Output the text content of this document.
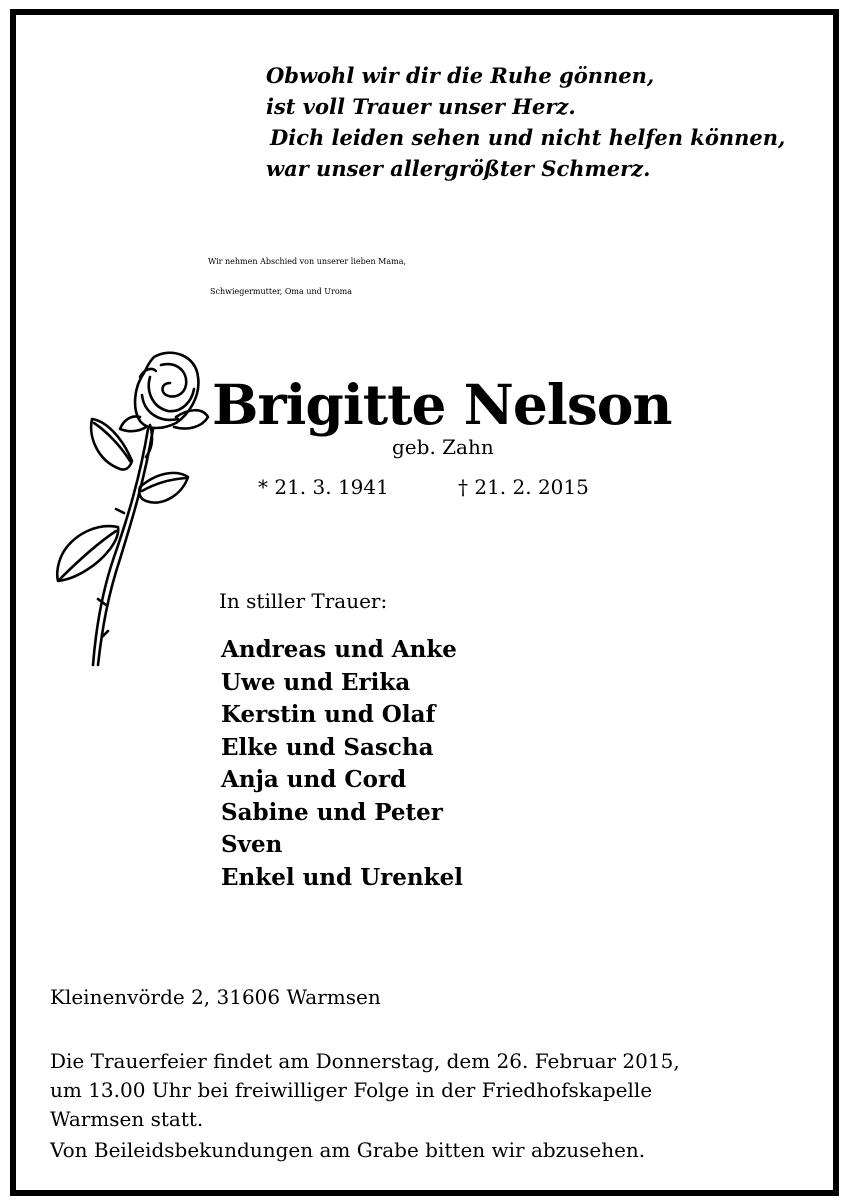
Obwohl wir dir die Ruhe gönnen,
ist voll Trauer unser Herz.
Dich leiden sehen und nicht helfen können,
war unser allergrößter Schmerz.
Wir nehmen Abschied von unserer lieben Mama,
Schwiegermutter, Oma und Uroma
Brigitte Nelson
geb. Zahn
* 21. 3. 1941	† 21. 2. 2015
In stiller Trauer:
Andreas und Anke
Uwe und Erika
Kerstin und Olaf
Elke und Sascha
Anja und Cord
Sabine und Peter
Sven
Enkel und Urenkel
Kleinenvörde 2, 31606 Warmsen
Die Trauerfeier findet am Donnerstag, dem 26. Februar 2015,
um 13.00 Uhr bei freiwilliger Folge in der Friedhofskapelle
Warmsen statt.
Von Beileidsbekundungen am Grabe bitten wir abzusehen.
---
■ INSTRUCTION
Copy the records exactly as they appear, excluding images.

■ THE SOLUTION
Output the text content of this document.
Obwohl wir dir die Ruhe gönnen,
ist voll Trauer unser Herz.
Dich leiden sehen und nicht helfen können,
war unser allergrößter Schmerz.
Wir nehmen Abschied von unserer lieben Mama,
Schwiegermutter, Oma und Uroma
Brigitte Nelson
geb. Zahn
* 21. 3. 1941	† 21. 2. 2015
In stiller Trauer:
Andreas und Anke
Uwe und Erika
Kerstin und Olaf
Elke und Sascha
Anja und Cord
Sabine und Peter
Sven
Enkel und Urenkel
Kleinenvörde 2, 31606 Warmsen
Die Trauerfeier findet am Donnerstag, dem 26. Februar 2015,
um 13.00 Uhr bei freiwilliger Folge in der Friedhofskapelle
Warmsen statt.
Von Beileidsbekundungen am Grabe bitten wir abzusehen.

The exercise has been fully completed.